## Required work
Present every line in which the string "type" appears.

## Stored data
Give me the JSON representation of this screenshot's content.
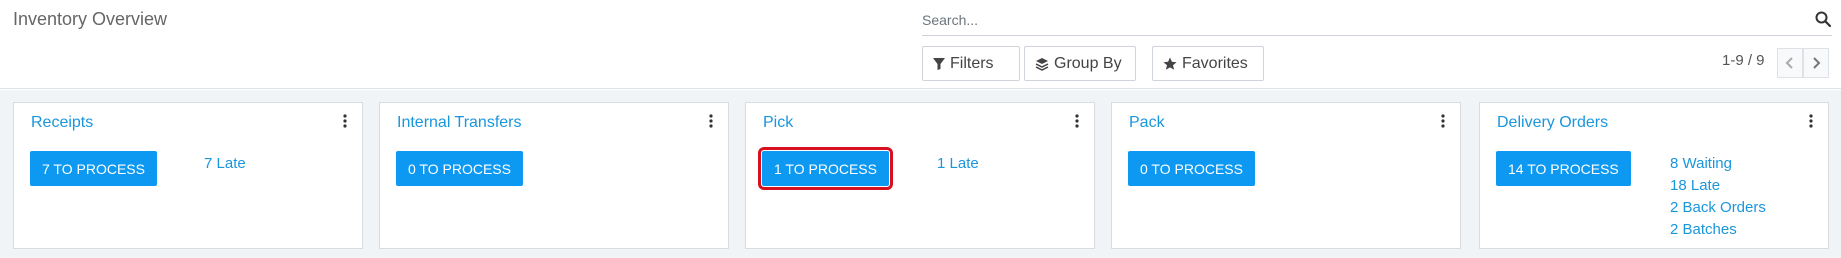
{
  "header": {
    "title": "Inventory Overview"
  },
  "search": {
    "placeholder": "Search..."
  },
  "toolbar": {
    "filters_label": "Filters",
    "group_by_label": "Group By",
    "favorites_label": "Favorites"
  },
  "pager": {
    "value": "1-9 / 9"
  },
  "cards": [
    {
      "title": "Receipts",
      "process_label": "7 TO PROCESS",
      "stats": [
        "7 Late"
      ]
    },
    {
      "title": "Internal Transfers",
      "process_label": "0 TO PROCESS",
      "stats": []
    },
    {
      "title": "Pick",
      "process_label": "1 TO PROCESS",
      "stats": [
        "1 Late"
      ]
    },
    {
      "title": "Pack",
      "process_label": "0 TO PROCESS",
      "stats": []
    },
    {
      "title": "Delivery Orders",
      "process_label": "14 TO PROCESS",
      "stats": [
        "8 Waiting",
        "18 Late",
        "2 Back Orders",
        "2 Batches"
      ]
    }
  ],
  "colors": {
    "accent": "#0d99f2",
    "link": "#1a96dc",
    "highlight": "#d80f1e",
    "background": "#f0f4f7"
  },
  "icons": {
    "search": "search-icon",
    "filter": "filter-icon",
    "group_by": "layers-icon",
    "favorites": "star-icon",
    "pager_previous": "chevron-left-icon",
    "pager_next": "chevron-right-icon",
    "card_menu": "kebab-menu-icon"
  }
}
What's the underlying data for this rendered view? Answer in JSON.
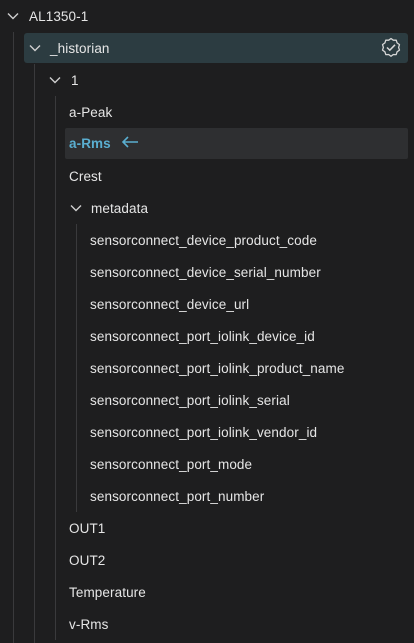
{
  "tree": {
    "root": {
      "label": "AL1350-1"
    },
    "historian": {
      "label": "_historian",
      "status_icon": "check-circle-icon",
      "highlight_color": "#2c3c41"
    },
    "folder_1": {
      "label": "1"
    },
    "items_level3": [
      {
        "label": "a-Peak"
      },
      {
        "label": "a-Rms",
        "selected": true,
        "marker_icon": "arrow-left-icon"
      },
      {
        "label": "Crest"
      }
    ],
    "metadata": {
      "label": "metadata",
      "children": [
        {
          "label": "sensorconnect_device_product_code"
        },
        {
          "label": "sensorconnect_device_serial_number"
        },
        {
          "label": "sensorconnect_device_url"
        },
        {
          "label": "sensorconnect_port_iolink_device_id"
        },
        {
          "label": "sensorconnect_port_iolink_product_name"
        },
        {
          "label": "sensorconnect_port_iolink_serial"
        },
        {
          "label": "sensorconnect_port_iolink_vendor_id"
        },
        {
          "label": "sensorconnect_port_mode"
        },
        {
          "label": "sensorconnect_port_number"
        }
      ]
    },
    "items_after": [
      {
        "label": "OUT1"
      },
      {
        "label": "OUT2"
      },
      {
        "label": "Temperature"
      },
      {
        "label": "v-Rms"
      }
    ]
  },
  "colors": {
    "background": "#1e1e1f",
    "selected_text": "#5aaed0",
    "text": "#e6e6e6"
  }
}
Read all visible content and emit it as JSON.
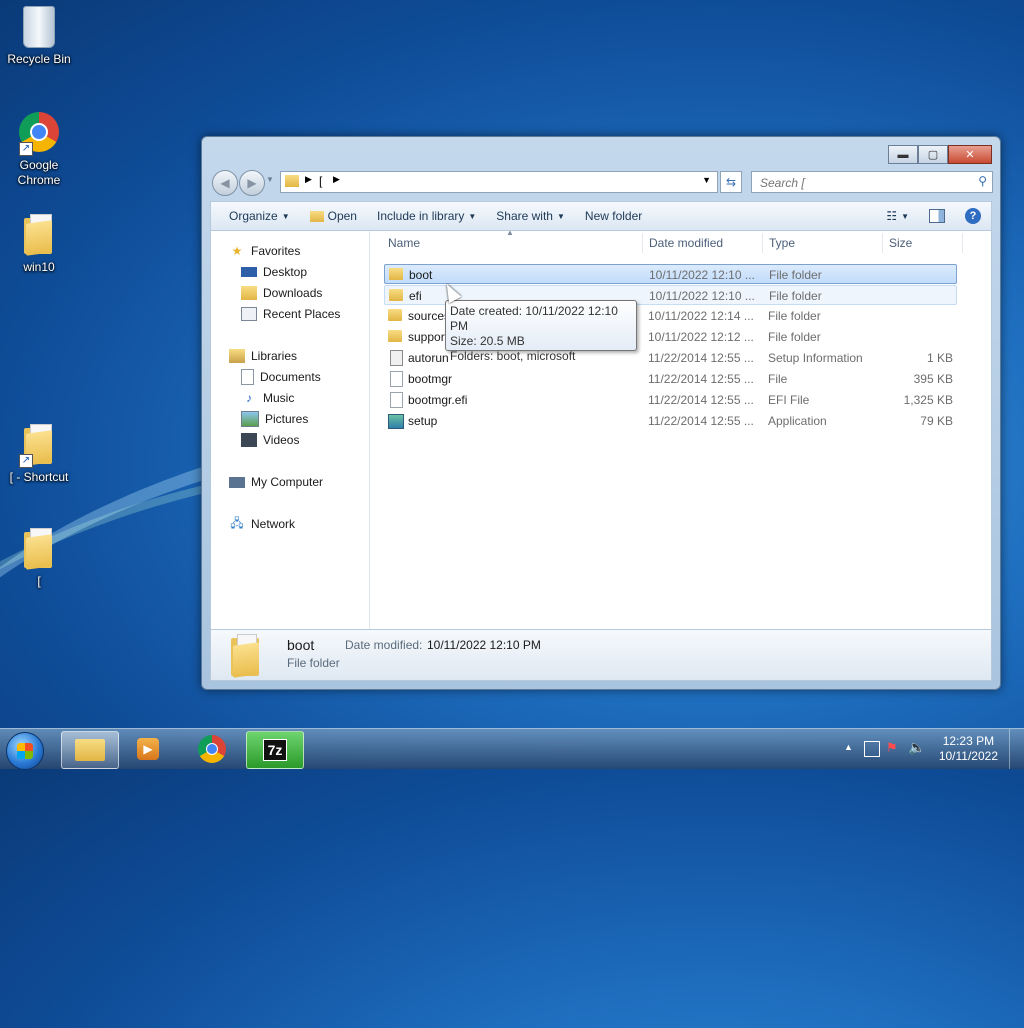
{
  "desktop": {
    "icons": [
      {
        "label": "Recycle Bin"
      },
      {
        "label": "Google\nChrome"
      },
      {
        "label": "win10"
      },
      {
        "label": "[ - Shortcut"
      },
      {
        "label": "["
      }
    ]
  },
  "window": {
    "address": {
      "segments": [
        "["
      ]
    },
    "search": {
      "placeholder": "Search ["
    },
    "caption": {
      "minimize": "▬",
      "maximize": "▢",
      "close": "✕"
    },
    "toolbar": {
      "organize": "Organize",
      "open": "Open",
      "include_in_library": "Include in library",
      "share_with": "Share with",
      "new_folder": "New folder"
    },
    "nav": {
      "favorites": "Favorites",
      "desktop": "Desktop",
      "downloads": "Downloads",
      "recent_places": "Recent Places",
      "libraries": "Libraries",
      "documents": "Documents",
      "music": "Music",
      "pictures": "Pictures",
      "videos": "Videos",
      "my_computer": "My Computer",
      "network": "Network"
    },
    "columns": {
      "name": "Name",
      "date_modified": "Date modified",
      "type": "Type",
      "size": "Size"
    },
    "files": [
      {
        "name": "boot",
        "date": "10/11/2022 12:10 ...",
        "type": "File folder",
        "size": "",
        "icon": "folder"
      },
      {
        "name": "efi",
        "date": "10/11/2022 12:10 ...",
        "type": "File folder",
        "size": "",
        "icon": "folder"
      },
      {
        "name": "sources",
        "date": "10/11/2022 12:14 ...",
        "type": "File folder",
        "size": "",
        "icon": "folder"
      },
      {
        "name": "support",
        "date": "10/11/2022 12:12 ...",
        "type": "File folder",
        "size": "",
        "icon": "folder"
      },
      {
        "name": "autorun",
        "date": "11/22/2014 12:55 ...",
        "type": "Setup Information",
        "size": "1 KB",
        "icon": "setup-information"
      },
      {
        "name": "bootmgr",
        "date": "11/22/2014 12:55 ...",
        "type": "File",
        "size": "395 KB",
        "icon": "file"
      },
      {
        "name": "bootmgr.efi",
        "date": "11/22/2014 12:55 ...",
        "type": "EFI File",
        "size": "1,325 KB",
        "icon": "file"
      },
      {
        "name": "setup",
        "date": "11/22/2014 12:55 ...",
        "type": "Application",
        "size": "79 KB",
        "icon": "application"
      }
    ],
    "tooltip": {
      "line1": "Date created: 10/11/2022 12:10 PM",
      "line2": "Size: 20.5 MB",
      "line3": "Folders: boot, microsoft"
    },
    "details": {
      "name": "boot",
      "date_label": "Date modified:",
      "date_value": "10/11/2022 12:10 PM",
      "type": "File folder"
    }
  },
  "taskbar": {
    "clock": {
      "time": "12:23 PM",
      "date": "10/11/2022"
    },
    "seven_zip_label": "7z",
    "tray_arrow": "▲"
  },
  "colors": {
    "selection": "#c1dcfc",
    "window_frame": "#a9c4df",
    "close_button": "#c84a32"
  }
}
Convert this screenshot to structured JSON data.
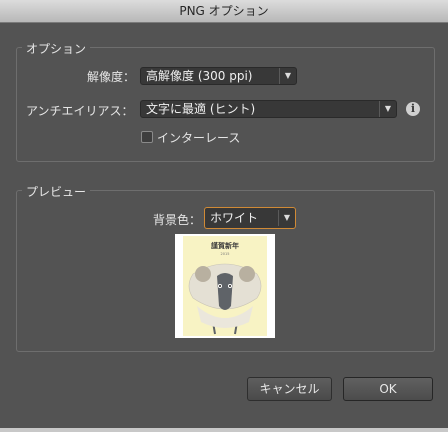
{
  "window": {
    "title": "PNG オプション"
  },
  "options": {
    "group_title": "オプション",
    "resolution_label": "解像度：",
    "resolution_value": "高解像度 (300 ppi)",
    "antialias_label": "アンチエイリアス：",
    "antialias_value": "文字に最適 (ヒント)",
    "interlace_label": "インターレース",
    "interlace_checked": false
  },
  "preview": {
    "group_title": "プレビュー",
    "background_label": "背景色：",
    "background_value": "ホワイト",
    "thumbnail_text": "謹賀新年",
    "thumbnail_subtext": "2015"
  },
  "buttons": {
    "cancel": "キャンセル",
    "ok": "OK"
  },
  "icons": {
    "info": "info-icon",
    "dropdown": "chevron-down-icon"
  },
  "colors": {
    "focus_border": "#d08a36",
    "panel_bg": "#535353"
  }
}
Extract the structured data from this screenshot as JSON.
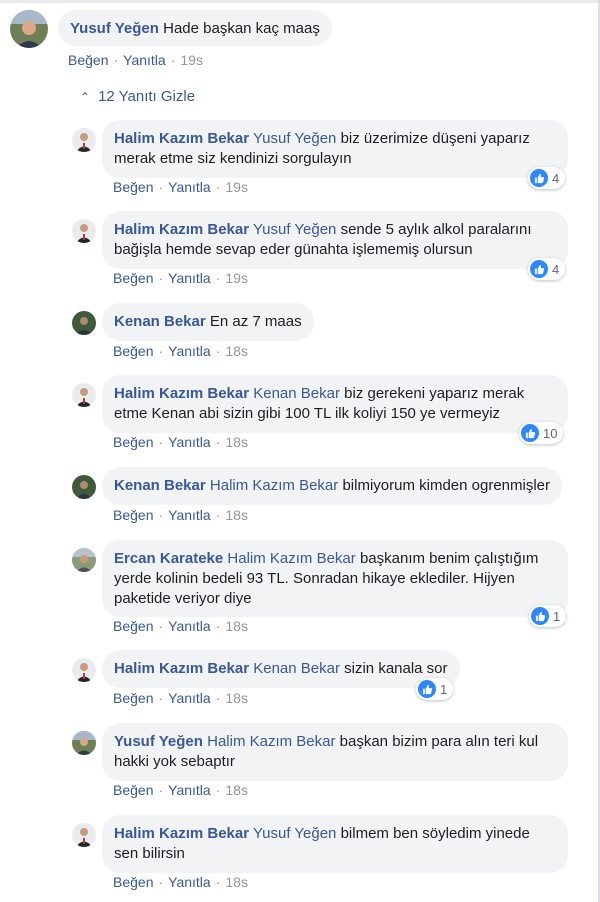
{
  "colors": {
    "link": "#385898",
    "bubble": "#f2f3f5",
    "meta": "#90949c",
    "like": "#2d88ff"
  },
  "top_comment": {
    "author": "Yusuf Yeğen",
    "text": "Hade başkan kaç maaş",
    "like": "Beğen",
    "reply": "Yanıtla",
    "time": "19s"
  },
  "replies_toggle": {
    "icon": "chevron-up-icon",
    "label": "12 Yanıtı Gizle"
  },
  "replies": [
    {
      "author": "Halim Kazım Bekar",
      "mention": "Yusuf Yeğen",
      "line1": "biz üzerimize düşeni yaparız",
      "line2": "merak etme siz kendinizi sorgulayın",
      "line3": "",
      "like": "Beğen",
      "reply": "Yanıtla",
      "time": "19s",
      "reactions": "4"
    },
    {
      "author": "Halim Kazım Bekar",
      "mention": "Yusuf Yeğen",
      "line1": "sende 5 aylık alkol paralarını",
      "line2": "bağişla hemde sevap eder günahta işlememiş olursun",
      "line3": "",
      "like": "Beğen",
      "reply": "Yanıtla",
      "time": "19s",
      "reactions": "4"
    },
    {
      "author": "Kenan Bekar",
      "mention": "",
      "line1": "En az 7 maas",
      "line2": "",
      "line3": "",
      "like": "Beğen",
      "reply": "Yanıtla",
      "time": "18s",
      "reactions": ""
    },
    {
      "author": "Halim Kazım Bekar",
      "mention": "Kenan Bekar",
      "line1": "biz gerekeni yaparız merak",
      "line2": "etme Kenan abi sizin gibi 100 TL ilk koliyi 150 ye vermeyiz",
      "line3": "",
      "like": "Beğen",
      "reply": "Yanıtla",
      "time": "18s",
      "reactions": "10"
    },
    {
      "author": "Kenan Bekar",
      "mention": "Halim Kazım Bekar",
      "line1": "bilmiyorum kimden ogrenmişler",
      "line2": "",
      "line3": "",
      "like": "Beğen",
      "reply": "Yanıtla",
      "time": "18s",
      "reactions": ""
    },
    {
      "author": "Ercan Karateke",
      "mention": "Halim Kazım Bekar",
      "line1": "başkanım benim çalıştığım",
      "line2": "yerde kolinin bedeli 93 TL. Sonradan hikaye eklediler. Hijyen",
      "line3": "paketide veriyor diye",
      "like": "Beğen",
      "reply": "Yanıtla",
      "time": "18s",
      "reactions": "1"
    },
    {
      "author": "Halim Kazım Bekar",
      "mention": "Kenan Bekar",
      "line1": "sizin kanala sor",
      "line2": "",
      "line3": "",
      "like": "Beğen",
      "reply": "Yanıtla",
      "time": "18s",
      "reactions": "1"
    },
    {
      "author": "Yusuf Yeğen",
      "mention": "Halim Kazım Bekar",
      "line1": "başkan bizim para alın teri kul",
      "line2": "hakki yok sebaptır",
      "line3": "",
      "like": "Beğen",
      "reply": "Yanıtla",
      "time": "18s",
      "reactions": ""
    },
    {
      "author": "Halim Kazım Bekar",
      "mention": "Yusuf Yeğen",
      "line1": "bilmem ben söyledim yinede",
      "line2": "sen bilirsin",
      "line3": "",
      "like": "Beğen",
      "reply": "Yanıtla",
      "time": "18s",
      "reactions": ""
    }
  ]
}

## Written response
      "type": "Type",
        "type": "File folder",
        "type": "File folder",
        "type": "File folder",
        "type": "File folder",
        "type": "Setup Information",
        "type": "File",
        "type": "EFI File",
        "type": "Application",
      "type": "File folder"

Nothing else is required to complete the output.